• Exercise task: Render every line of the entries below as a Markdown table with two columns, Row for the row number and Line for the text of that line, and leave out any blank lines.

• Rows from a dataset:
· · · ·

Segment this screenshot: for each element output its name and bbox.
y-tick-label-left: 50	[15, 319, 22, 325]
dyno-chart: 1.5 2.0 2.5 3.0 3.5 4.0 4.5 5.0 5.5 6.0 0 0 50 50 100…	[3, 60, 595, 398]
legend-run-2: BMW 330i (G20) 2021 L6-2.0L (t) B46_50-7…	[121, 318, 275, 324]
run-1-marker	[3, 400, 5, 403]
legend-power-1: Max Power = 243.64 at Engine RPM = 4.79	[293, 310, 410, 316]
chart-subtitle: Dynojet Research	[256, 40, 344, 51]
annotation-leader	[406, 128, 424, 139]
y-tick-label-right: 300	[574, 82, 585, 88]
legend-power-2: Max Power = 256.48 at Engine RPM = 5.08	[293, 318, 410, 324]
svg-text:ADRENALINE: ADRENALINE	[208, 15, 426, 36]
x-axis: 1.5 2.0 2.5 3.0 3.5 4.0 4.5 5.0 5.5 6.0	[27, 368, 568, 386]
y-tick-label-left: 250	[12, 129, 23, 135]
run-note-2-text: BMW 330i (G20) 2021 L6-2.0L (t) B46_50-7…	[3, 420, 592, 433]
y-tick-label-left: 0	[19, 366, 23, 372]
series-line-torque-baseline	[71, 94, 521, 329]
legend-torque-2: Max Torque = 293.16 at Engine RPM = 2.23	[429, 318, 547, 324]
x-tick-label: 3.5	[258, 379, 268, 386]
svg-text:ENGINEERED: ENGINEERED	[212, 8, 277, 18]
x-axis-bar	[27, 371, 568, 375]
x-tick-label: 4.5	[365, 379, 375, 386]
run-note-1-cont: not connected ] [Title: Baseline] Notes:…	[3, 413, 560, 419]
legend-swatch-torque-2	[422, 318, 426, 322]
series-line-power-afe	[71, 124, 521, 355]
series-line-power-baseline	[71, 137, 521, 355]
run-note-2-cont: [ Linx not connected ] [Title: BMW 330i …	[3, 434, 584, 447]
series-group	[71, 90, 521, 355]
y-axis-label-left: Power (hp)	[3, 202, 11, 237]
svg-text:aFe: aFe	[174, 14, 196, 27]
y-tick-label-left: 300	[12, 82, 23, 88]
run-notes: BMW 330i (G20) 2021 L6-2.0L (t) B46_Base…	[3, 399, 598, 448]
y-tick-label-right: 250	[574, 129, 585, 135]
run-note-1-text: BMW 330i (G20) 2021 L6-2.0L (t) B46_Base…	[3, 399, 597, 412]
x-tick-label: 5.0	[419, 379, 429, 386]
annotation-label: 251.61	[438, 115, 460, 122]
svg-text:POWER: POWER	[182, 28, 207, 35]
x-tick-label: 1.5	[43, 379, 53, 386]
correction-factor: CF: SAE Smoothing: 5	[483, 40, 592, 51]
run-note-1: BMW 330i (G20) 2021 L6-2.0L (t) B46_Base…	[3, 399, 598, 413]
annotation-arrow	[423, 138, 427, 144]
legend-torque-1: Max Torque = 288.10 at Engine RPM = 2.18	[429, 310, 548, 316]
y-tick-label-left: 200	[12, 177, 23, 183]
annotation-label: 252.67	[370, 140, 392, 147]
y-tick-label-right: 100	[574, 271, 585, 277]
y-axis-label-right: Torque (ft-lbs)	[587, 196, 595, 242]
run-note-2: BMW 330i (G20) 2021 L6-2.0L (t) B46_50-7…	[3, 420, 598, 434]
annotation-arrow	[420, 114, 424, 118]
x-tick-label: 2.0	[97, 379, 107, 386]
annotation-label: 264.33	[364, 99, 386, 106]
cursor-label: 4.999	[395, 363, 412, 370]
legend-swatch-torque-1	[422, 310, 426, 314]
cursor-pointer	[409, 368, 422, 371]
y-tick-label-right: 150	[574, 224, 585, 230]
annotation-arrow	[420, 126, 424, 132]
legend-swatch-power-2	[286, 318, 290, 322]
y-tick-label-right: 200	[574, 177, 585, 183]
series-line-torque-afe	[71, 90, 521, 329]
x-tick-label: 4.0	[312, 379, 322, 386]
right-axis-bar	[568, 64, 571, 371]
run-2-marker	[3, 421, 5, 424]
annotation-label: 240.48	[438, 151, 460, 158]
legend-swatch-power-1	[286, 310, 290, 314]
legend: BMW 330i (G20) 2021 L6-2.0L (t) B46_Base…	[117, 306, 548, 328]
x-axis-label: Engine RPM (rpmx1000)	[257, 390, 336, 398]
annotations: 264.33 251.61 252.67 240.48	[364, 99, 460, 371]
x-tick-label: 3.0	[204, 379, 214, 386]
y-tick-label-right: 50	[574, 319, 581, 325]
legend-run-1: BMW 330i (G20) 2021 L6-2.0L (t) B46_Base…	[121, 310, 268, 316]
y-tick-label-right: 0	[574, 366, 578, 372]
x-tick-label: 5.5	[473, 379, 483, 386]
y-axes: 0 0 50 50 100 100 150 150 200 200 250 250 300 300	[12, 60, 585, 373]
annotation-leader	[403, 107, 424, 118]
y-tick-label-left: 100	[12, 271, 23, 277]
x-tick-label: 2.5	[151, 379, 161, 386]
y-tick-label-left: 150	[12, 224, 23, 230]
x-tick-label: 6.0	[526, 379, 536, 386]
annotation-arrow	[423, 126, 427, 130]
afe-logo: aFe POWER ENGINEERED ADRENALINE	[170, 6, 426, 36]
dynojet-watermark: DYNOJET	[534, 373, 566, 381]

· · · ·

• Full solution:
| Row | Line |
|---|---|
| 1 | Segment this screenshot: for each element output its name and bbox. |
| 2 | y-tick-label-left: 50	[15, 319, 22, 325] |
| 3 | dyno-chart: 1.5 2.0 2.5 3.0 3.5 4.0 4.5 5.0 5.5 6.0 0 0 50 50 100…	[3, 60, 595, 398] |
| 4 | legend-run-2: BMW 330i (G20) 2021 L6-2.0L (t) B46_50-7…	[121, 318, 275, 324] |
| 5 | run-1-marker	[3, 400, 5, 403] |
| 6 | legend-power-1: Max Power = 243.64 at Engine RPM = 4.79	[293, 310, 410, 316] |
| 7 | chart-subtitle: Dynojet Research	[256, 40, 344, 51] |
| 8 | annotation-leader	[406, 128, 424, 139] |
| 9 | y-tick-label-right: 300	[574, 82, 585, 88] |
| 10 | legend-power-2: Max Power = 256.48 at Engine RPM = 5.08	[293, 318, 410, 324] |
| 11 | svg-text:ADRENALINE: ADRENALINE	[208, 15, 426, 36] |
| 12 | x-axis: 1.5 2.0 2.5 3.0 3.5 4.0 4.5 5.0 5.5 6.0	[27, 368, 568, 386] |
| 13 | y-tick-label-left: 250	[12, 129, 23, 135] |
| 14 | run-note-2-text: BMW 330i (G20) 2021 L6-2.0L (t) B46_50-7…	[3, 420, 592, 433] |
| 15 | y-tick-label-left: 0	[19, 366, 23, 372] |
| 16 | series-line-torque-baseline	[71, 94, 521, 329] |
| 17 | legend-torque-2: Max Torque = 293.16 at Engine RPM = 2.23	[429, 318, 547, 324] |
| 18 | x-tick-label: 3.5	[258, 379, 268, 386] |
| 19 | svg-text:ENGINEERED: ENGINEERED	[212, 8, 277, 18] |
| 20 | x-axis-bar	[27, 371, 568, 375] |
| 21 | x-tick-label: 4.5	[365, 379, 375, 386] |
| 22 | run-note-1-cont: not connected ] [Title: Baseline] Notes:…	[3, 413, 560, 419] |
| 23 | legend-swatch-torque-2	[422, 318, 426, 322] |
| 24 | series-line-power-afe	[71, 124, 521, 355] |
| 25 | series-line-power-baseline	[71, 137, 521, 355] |
| 26 | run-note-2-cont: [ Linx not connected ] [Title: BMW 330i …	[3, 434, 584, 447] |
| 27 | series-group	[71, 90, 521, 355] |
| 28 | y-axis-label-left: Power (hp)	[3, 202, 11, 237] |
| 29 | svg-text:aFe: aFe	[174, 14, 196, 27] |
| 30 | y-tick-label-left: 300	[12, 82, 23, 88] |
| 31 | run-notes: BMW 330i (G20) 2021 L6-2.0L (t) B46_Base…	[3, 399, 598, 448] |
| 32 | y-tick-label-right: 250	[574, 129, 585, 135] |
| 33 | run-note-1-text: BMW 330i (G20) 2021 L6-2.0L (t) B46_Base…	[3, 399, 597, 412] |
| 34 | x-tick-label: 5.0	[419, 379, 429, 386] |
| 35 | annotation-label: 251.61	[438, 115, 460, 122] |
| 36 | svg-text:POWER: POWER	[182, 28, 207, 35] |
| 37 | x-tick-label: 1.5	[43, 379, 53, 386] |
| 38 | correction-factor: CF: SAE Smoothing: 5	[483, 40, 592, 51] |
| 39 | run-note-1: BMW 330i (G20) 2021 L6-2.0L (t) B46_Base…	[3, 399, 598, 413] |
| 40 | annotation-arrow	[423, 138, 427, 144] |
| 41 | legend-torque-1: Max Torque = 288.10 at Engine RPM = 2.18	[429, 310, 548, 316] |
| 42 | y-tick-label-left: 200	[12, 177, 23, 183] |
| 43 | annotation-label: 252.67	[370, 140, 392, 147] |
| 44 | y-tick-label-right: 100	[574, 271, 585, 277] |
| 45 | y-axis-label-right: Torque (ft-lbs)	[587, 196, 595, 242] |
| 46 | run-note-2: BMW 330i (G20) 2021 L6-2.0L (t) B46_50-7…	[3, 420, 598, 434] |
| 47 | annotation-arrow	[420, 114, 424, 118] |
| 48 | x-tick-label: 2.0	[97, 379, 107, 386] |
| 49 | annotation-label: 264.33	[364, 99, 386, 106] |
| 50 | cursor-label: 4.999	[395, 363, 412, 370] |
| 51 | legend-swatch-torque-1	[422, 310, 426, 314] |
| 52 | cursor-pointer	[409, 368, 422, 371] |
| 53 | y-tick-label-right: 150	[574, 224, 585, 230] |
| 54 | annotation-arrow	[420, 126, 424, 132] |
| 55 | legend-swatch-power-2	[286, 318, 290, 322] |
| 56 | y-tick-label-right: 200	[574, 177, 585, 183] |
| 57 | series-line-torque-afe	[71, 90, 521, 329] |
| 58 | x-tick-label: 4.0	[312, 379, 322, 386] |
| 59 | right-axis-bar	[568, 64, 571, 371] |
| 60 | run-2-marker	[3, 421, 5, 424] |
| 61 | annotation-label: 240.48	[438, 151, 460, 158] |
| 62 | legend-swatch-power-1	[286, 310, 290, 314] |
| 63 | legend: BMW 330i (G20) 2021 L6-2.0L (t) B46_Base…	[117, 306, 548, 328] |
| 64 | x-axis-label: Engine RPM (rpmx1000)	[257, 390, 336, 398] |
| 65 | annotations: 264.33 251.61 252.67 240.48	[364, 99, 460, 371] |
| 66 | x-tick-label: 3.0	[204, 379, 214, 386] |
| 67 | y-tick-label-right: 50	[574, 319, 581, 325] |
| 68 | legend-run-1: BMW 330i (G20) 2021 L6-2.0L (t) B46_Base…	[121, 310, 268, 316] |
| 69 | y-tick-label-right: 0	[574, 366, 578, 372] |
| 70 | x-tick-label: 5.5	[473, 379, 483, 386] |
| 71 | y-axes: 0 0 50 50 100 100 150 150 200 200 250 250 300 300	[12, 60, 585, 373] |
| 72 | annotation-leader	[403, 107, 424, 118] |
| 73 | y-tick-label-left: 100	[12, 271, 23, 277] |
| 74 | x-tick-label: 2.5	[151, 379, 161, 386] |
| 75 | y-tick-label-left: 150	[12, 224, 23, 230] |
| 76 | x-tick-label: 6.0	[526, 379, 536, 386] |
| 77 | annotation-arrow	[423, 126, 427, 130] |
| 78 | afe-logo: aFe POWER ENGINEERED ADRENALINE	[170, 6, 426, 36] |
| 79 | dynojet-watermark: DYNOJET	[534, 373, 566, 381] |